> [Task to carry out]
Repeat the listing in full, exactly as it stands.

------ Material

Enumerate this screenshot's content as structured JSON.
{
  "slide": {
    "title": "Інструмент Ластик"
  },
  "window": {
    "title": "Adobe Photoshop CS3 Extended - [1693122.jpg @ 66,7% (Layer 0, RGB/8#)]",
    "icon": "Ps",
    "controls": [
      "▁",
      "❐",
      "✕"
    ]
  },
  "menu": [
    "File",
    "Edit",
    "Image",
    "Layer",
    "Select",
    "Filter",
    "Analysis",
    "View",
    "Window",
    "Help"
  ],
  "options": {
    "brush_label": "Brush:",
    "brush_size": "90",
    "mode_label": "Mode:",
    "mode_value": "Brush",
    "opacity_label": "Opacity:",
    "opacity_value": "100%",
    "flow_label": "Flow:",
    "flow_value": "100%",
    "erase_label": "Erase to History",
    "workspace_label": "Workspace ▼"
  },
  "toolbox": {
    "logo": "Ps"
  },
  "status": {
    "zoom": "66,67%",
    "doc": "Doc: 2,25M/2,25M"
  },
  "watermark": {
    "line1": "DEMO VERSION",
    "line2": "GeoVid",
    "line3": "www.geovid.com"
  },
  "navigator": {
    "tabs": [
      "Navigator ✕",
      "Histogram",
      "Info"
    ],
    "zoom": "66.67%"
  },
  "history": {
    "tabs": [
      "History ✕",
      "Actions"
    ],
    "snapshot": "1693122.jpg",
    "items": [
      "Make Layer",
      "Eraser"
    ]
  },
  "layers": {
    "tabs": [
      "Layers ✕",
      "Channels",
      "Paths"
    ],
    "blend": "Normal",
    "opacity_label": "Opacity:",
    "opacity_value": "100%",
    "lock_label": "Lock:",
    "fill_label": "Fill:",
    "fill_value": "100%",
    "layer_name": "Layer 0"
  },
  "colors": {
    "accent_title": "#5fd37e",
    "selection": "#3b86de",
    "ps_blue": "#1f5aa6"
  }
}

------------

> [Complete response]
Enumerate this screenshot's content as structured JSON.
{
  "slide": {
    "title": "Інструмент Ластик"
  },
  "window": {
    "title": "Adobe Photoshop CS3 Extended - [1693122.jpg @ 66,7% (Layer 0, RGB/8#)]",
    "icon": "Ps",
    "controls": [
      "▁",
      "❐",
      "✕"
    ]
  },
  "menu": [
    "File",
    "Edit",
    "Image",
    "Layer",
    "Select",
    "Filter",
    "Analysis",
    "View",
    "Window",
    "Help"
  ],
  "options": {
    "brush_label": "Brush:",
    "brush_size": "90",
    "mode_label": "Mode:",
    "mode_value": "Brush",
    "opacity_label": "Opacity:",
    "opacity_value": "100%",
    "flow_label": "Flow:",
    "flow_value": "100%",
    "erase_label": "Erase to History",
    "workspace_label": "Workspace ▼"
  },
  "toolbox": {
    "logo": "Ps"
  },
  "status": {
    "zoom": "66,67%",
    "doc": "Doc: 2,25M/2,25M"
  },
  "watermark": {
    "line1": "DEMO VERSION",
    "line2": "GeoVid",
    "line3": "www.geovid.com"
  },
  "navigator": {
    "tabs": [
      "Navigator ✕",
      "Histogram",
      "Info"
    ],
    "zoom": "66.67%"
  },
  "history": {
    "tabs": [
      "History ✕",
      "Actions"
    ],
    "snapshot": "1693122.jpg",
    "items": [
      "Make Layer",
      "Eraser"
    ]
  },
  "layers": {
    "tabs": [
      "Layers ✕",
      "Channels",
      "Paths"
    ],
    "blend": "Normal",
    "opacity_label": "Opacity:",
    "opacity_value": "100%",
    "lock_label": "Lock:",
    "fill_label": "Fill:",
    "fill_value": "100%",
    "layer_name": "Layer 0"
  },
  "colors": {
    "accent_title": "#5fd37e",
    "selection": "#3b86de",
    "ps_blue": "#1f5aa6"
  }
}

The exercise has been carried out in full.